→ **Given instruction**:
Copy each line in which the string "outcomes" occurs.

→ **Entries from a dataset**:
_ _ _
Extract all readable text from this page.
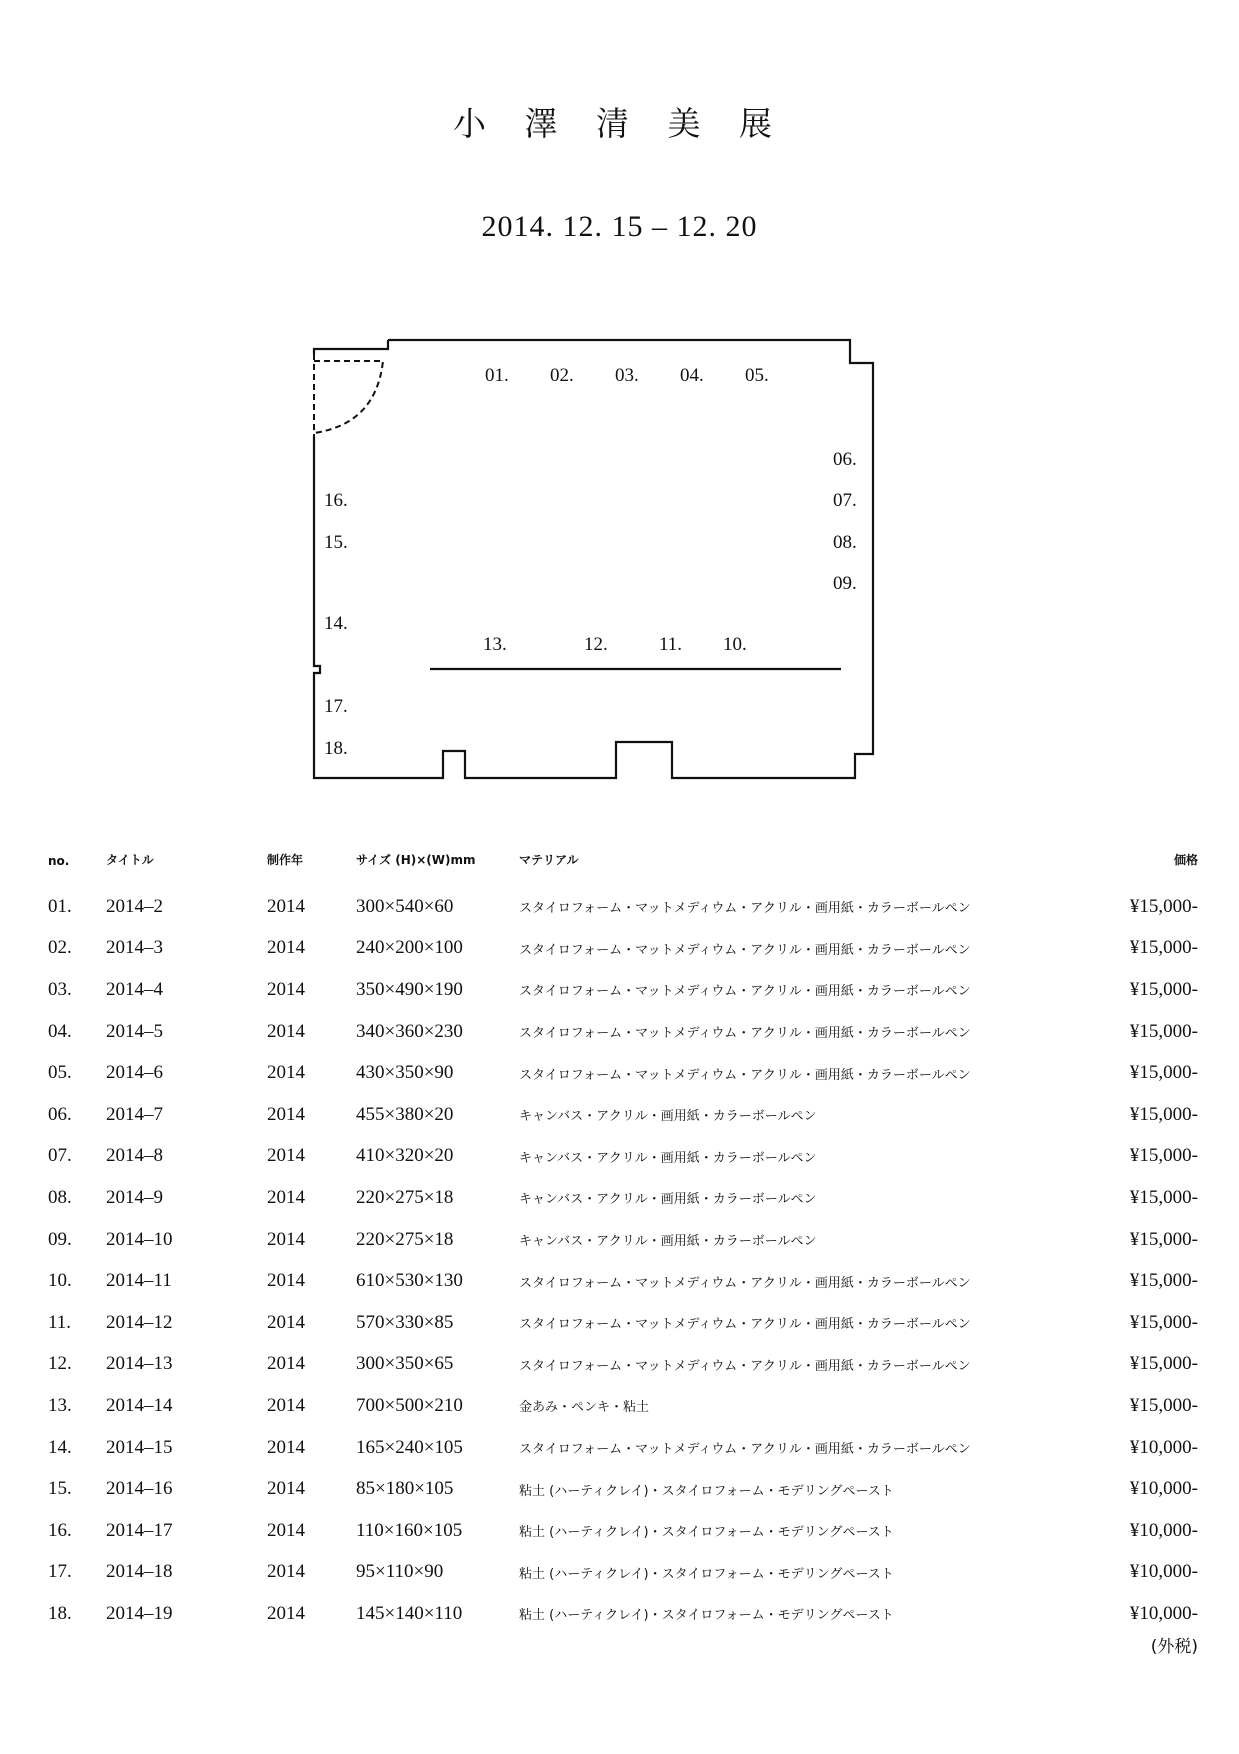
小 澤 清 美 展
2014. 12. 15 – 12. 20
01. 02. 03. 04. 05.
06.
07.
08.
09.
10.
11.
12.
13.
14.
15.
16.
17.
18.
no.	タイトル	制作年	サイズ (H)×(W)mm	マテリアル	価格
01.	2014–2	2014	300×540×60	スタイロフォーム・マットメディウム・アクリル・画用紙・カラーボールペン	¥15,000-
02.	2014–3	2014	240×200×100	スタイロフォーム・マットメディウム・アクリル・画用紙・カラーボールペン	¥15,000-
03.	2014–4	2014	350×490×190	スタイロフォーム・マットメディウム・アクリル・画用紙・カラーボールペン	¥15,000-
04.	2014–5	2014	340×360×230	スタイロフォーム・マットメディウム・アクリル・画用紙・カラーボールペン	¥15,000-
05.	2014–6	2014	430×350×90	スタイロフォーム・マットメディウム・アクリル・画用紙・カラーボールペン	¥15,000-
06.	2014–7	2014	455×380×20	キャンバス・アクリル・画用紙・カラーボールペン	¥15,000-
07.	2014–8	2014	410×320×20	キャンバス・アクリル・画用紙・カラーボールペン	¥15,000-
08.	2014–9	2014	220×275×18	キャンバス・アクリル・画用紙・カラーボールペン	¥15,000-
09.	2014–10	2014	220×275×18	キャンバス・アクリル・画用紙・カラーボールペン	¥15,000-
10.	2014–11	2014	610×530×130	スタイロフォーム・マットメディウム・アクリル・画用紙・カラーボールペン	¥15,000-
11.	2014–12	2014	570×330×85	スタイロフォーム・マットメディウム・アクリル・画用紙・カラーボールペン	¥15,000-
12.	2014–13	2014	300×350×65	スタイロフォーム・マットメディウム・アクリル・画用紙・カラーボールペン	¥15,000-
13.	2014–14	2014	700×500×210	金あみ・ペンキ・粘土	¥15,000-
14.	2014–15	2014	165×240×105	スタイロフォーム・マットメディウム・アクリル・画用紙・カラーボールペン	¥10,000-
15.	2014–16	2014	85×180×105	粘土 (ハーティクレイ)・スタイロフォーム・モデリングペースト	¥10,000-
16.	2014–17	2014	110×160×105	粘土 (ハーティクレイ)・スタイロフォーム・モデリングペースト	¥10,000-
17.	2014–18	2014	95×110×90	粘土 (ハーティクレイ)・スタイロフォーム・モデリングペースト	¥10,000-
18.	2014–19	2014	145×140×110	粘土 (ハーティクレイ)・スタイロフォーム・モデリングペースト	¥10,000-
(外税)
_ _ _
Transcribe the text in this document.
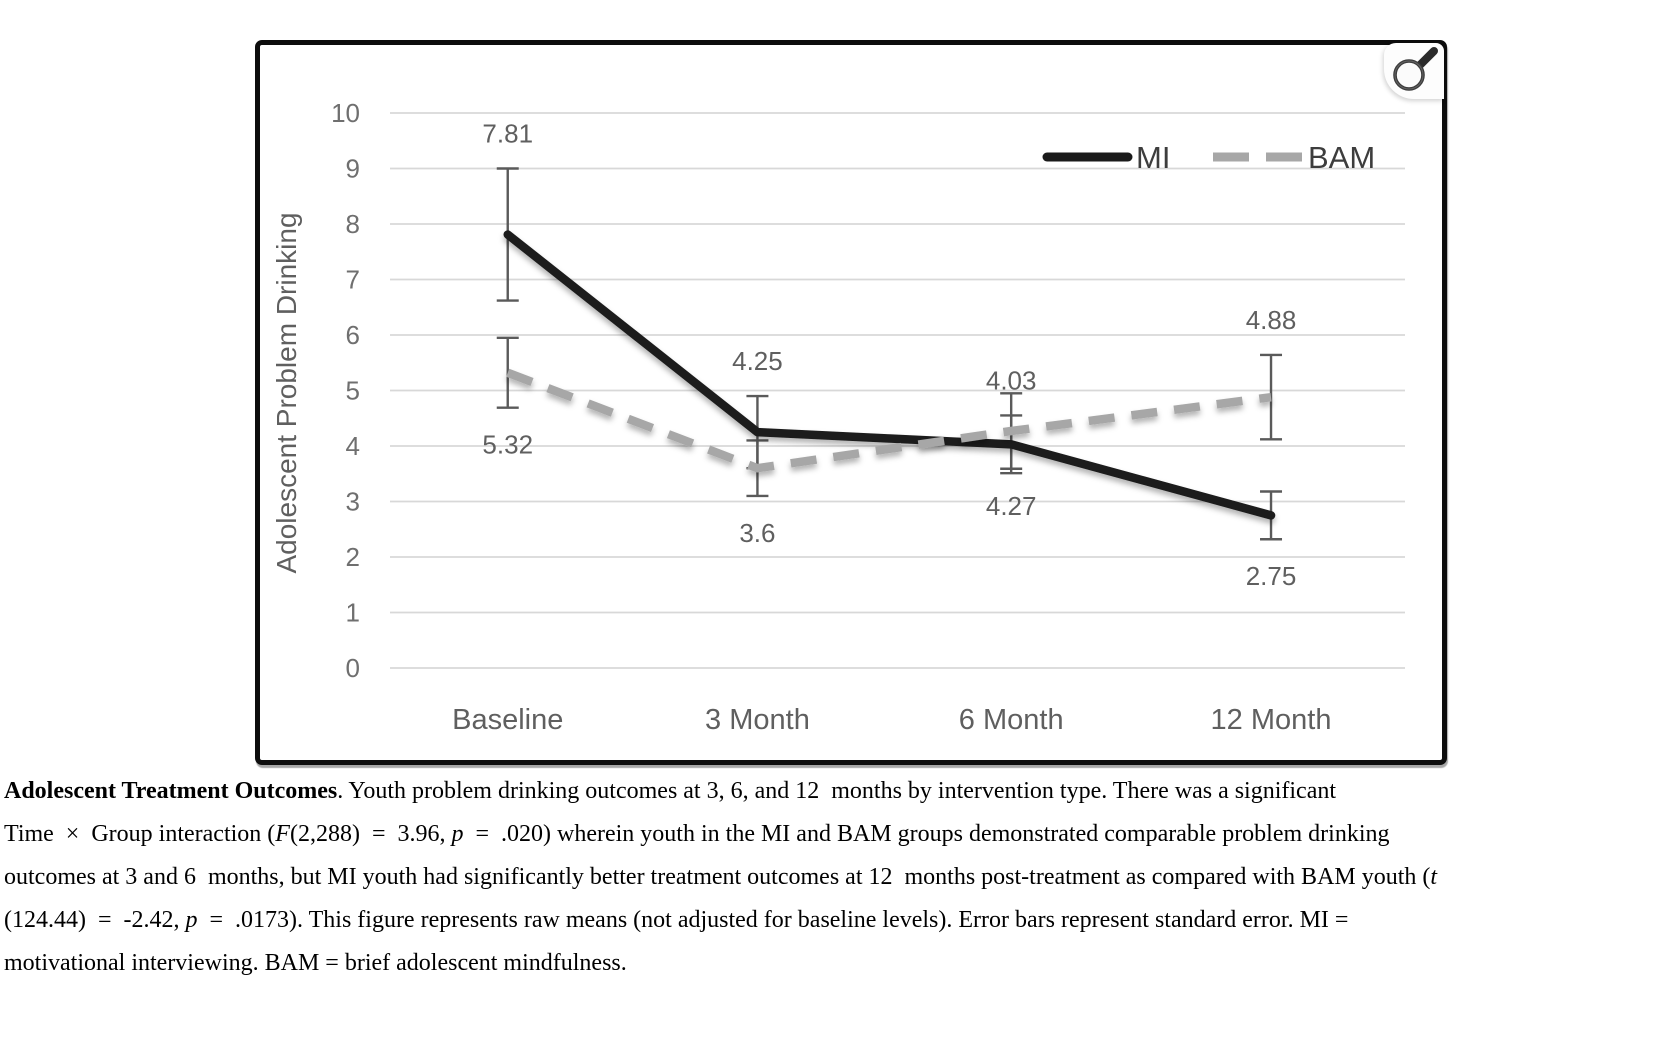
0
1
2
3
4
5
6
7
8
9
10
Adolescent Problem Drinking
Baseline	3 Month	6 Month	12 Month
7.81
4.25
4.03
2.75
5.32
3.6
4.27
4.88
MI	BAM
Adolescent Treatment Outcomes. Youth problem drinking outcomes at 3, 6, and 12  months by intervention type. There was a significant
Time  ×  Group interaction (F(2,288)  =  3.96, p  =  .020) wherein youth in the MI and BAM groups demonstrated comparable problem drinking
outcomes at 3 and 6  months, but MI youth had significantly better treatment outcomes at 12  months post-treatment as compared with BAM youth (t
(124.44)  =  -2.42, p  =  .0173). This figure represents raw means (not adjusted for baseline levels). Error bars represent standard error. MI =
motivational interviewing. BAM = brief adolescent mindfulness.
_ _ _
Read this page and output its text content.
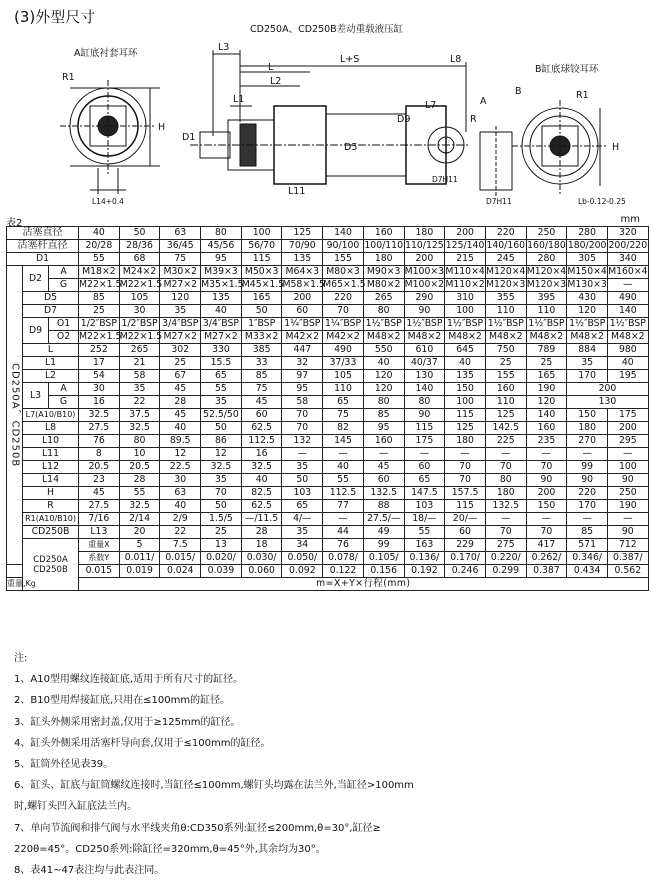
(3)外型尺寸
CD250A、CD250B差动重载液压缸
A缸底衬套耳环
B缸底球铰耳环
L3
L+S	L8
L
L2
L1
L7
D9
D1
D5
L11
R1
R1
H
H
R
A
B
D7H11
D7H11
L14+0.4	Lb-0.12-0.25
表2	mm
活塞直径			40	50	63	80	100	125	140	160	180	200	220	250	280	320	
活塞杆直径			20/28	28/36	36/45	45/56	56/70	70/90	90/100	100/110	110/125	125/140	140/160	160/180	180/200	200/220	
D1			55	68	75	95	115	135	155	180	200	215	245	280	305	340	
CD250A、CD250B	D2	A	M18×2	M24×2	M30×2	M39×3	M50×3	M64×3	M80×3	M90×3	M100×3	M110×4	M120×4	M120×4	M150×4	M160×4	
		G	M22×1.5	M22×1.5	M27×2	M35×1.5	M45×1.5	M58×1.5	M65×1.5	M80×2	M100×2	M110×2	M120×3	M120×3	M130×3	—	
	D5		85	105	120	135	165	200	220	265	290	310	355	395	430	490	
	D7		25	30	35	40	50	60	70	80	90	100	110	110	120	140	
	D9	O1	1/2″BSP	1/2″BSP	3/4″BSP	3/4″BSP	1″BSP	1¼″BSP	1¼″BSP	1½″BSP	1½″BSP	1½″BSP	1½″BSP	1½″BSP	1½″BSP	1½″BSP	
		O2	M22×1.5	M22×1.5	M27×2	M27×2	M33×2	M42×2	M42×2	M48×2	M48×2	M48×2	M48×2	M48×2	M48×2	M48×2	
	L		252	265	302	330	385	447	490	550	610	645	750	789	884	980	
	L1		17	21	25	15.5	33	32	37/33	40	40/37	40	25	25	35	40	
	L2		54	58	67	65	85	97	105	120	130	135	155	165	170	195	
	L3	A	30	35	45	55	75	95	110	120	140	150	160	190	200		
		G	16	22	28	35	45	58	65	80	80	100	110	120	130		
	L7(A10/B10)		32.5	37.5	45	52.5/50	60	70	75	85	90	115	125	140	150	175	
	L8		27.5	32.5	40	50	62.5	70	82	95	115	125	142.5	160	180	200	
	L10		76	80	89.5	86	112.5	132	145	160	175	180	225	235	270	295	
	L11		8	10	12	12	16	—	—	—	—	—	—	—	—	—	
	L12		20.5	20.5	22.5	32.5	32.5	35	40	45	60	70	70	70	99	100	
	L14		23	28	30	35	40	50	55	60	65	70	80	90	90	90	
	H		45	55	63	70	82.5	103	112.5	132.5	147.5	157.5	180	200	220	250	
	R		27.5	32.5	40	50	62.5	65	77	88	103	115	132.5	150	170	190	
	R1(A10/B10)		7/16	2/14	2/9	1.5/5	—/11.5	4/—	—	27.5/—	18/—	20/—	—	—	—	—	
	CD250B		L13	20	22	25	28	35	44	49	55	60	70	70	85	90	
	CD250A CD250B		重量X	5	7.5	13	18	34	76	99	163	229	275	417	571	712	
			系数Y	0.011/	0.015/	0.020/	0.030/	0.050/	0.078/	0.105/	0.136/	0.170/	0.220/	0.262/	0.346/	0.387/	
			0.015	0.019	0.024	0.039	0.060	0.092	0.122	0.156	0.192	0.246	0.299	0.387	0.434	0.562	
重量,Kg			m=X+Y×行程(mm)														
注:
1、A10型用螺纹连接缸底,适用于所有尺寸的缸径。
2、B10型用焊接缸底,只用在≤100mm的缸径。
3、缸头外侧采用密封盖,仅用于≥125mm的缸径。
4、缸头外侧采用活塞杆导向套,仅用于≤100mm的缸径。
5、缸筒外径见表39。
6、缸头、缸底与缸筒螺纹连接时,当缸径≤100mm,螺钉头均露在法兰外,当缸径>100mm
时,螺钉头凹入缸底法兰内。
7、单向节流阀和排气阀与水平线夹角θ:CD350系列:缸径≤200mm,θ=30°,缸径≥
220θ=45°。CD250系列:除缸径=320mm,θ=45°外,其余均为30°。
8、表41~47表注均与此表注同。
_ _ _
→ **Answer for this exercise**:
Adolescent Treatment Outcomes. Youth problem drinking outcomes at 3, 6, and 12  months by intervention type. There was a significant
outcomes at 3 and 6  months, but MI youth had significantly better treatment outcomes at 12  months post-treatment as compared with BAM youth (t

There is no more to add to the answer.